■ **Data provided**:

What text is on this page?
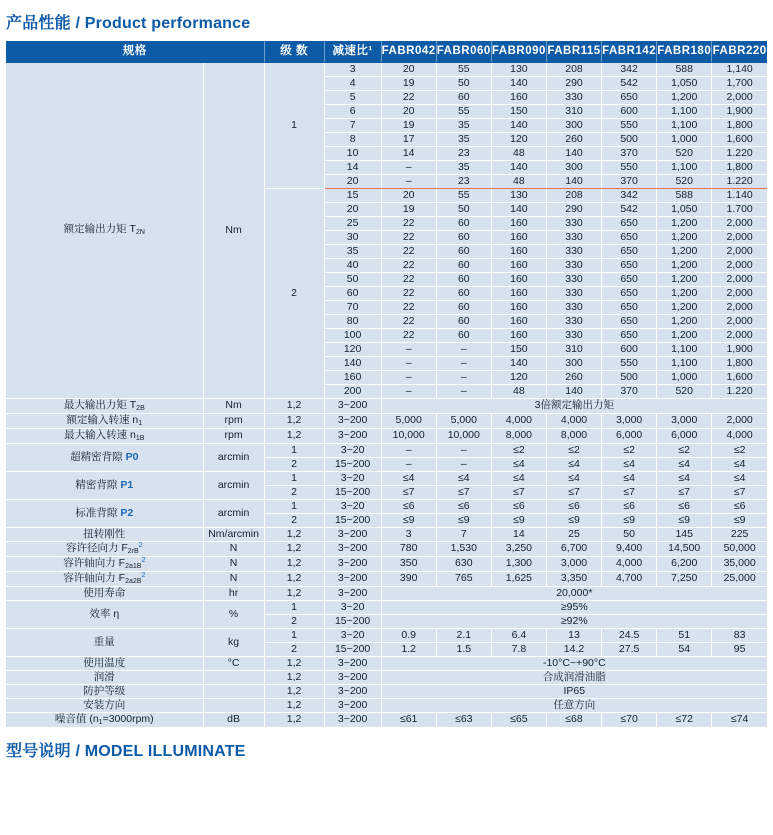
产品性能 / Product performance
规格		级 数	减速比¹	FABR042	FABR060	FABR090	FABR115	FABR142	FABR180	FABR220
额定输出力矩 $T_{2N}$	Nm	1	3	20	55	130	208	342	588	1,140
			4	19	50	140	290	542	1,050	1,700
			5	22	60	160	330	650	1,200	2,000
			6	20	55	150	310	600	1,100	1,900
			7	19	35	140	300	550	1,100	1,800
			8	17	35	120	260	500	1,000	1,600
			10	14	23	48	140	370	520	1.220
			14	–	35	140	300	550	1,100	1,800
			20	–	23	48	140	370	520	1.220
		2	15	20	55	130	208	342	588	1.140
			20	19	50	140	290	542	1,050	1.700
			25	22	60	160	330	650	1,200	2,000
			30	22	60	160	330	650	1,200	2,000
			35	22	60	160	330	650	1,200	2,000
			40	22	60	160	330	650	1,200	2,000
			50	22	60	160	330	650	1,200	2,000
			60	22	60	160	330	650	1,200	2,000
			70	22	60	160	330	650	1,200	2,000
			80	22	60	160	330	650	1,200	2,000
			100	22	60	160	330	650	1,200	2,000
			120	–	–	150	310	600	1,100	1,900
			140	–	–	140	300	550	1,100	1,800
			160	–	–	120	260	500	1,000	1,600
			200	–	–	48	140	370	520	1.220
最大输出力矩 $T_{2B}$	Nm	1,2	3~200	3倍额定输出力矩						
额定输入转速 $n_1$	rpm	1,2	3~200	5,000	5,000	4,000	4,000	3,000	3,000	2,000
最大输入转速 $n_{1B}$	rpm	1,2	3~200	10,000	10,000	8,000	8,000	6,000	6,000	4,000
超精密背隙 P0	arcmin	1	3~20	–	–	≤2	≤2	≤2	≤2	≤2
		2	15~200	–	–	≤4	≤4	≤4	≤4	≤4
精密背隙 P1	arcmin	1	3~20	≤4	≤4	≤4	≤4	≤4	≤4	≤4
		2	15~200	≤7	≤7	≤7	≤7	≤7	≤7	≤7
标准背隙 P2	arcmin	1	3~20	≤6	≤6	≤6	≤6	≤6	≤6	≤6
		2	15~200	≤9	≤9	≤9	≤9	≤9	≤9	≤9
扭转刚性	Nm/arcmin	1,2	3~200	3	7	14	25	50	145	225
容许径向力 $F_{2rB}^2$	N	1,2	3~200	780	1,530	3,250	6,700	9,400	14,500	50,000
容许轴向力 $F_{2a1B}^2$	N	1,2	3~200	350	630	1,300	3,000	4,000	6,200	35,000
容许轴向力 $F_{2a2B}^2$	N	1,2	3~200	390	765	1,625	3,350	4,700	7,250	25,000
使用寿命	hr	1,2	3~200	20,000*						
效率 η	%	1	3~20	≥95%						
		2	15~200	≥92%						
重量	kg	1	3~20	0.9	2.1	6.4	13	24.5	51	83
		2	15~200	1.2	1.5	7.8	14.2	27.5	54	95
使用温度	°C	1,2	3~200	-10°C~+90°C						
润滑		1,2	3~200	合成润滑油脂						
防护等级		1,2	3~200	IP65						
安装方向		1,2	3~200	任意方向						
噪音值 $(n_1=3000rpm)$	dB	1,2	3~200	≤61	≤63	≤65	≤68	≤70	≤72	≤74
型号说明 / MODEL ILLUMINATE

■ **Task to carry out**:
Quote the material word for word, dropping any images it holds.

■ **Reply**:
What text is on this page?
产品性能 / Product performance
规格		级 数	减速比¹	FABR042	FABR060	FABR090	FABR115	FABR142	FABR180	FABR220
额定输出力矩 $T_{2N}$	Nm	1	3	20	55	130	208	342	588	1,140
			4	19	50	140	290	542	1,050	1,700
			5	22	60	160	330	650	1,200	2,000
			6	20	55	150	310	600	1,100	1,900
			7	19	35	140	300	550	1,100	1,800
			8	17	35	120	260	500	1,000	1,600
			10	14	23	48	140	370	520	1.220
			14	–	35	140	300	550	1,100	1,800
			20	–	23	48	140	370	520	1.220
		2	15	20	55	130	208	342	588	1.140
			20	19	50	140	290	542	1,050	1.700
			25	22	60	160	330	650	1,200	2,000
			30	22	60	160	330	650	1,200	2,000
			35	22	60	160	330	650	1,200	2,000
			40	22	60	160	330	650	1,200	2,000
			50	22	60	160	330	650	1,200	2,000
			60	22	60	160	330	650	1,200	2,000
			70	22	60	160	330	650	1,200	2,000
			80	22	60	160	330	650	1,200	2,000
			100	22	60	160	330	650	1,200	2,000
			120	–	–	150	310	600	1,100	1,900
			140	–	–	140	300	550	1,100	1,800
			160	–	–	120	260	500	1,000	1,600
			200	–	–	48	140	370	520	1.220
最大输出力矩 $T_{2B}$	Nm	1,2	3~200	3倍额定输出力矩						
额定输入转速 $n_1$	rpm	1,2	3~200	5,000	5,000	4,000	4,000	3,000	3,000	2,000
最大输入转速 $n_{1B}$	rpm	1,2	3~200	10,000	10,000	8,000	8,000	6,000	6,000	4,000
超精密背隙 P0	arcmin	1	3~20	–	–	≤2	≤2	≤2	≤2	≤2
		2	15~200	–	–	≤4	≤4	≤4	≤4	≤4
精密背隙 P1	arcmin	1	3~20	≤4	≤4	≤4	≤4	≤4	≤4	≤4
		2	15~200	≤7	≤7	≤7	≤7	≤7	≤7	≤7
标准背隙 P2	arcmin	1	3~20	≤6	≤6	≤6	≤6	≤6	≤6	≤6
		2	15~200	≤9	≤9	≤9	≤9	≤9	≤9	≤9
扭转刚性	Nm/arcmin	1,2	3~200	3	7	14	25	50	145	225
容许径向力 $F_{2rB}^2$	N	1,2	3~200	780	1,530	3,250	6,700	9,400	14,500	50,000
容许轴向力 $F_{2a1B}^2$	N	1,2	3~200	350	630	1,300	3,000	4,000	6,200	35,000
容许轴向力 $F_{2a2B}^2$	N	1,2	3~200	390	765	1,625	3,350	4,700	7,250	25,000
使用寿命	hr	1,2	3~200	20,000*						
效率 η	%	1	3~20	≥95%						
		2	15~200	≥92%						
重量	kg	1	3~20	0.9	2.1	6.4	13	24.5	51	83
		2	15~200	1.2	1.5	7.8	14.2	27.5	54	95
使用温度	°C	1,2	3~200	-10°C~+90°C						
润滑		1,2	3~200	合成润滑油脂						
防护等级		1,2	3~200	IP65						
安装方向		1,2	3~200	任意方向						
噪音值 $(n_1=3000rpm)$	dB	1,2	3~200	≤61	≤63	≤65	≤68	≤70	≤72	≤74
型号说明 / MODEL ILLUMINATE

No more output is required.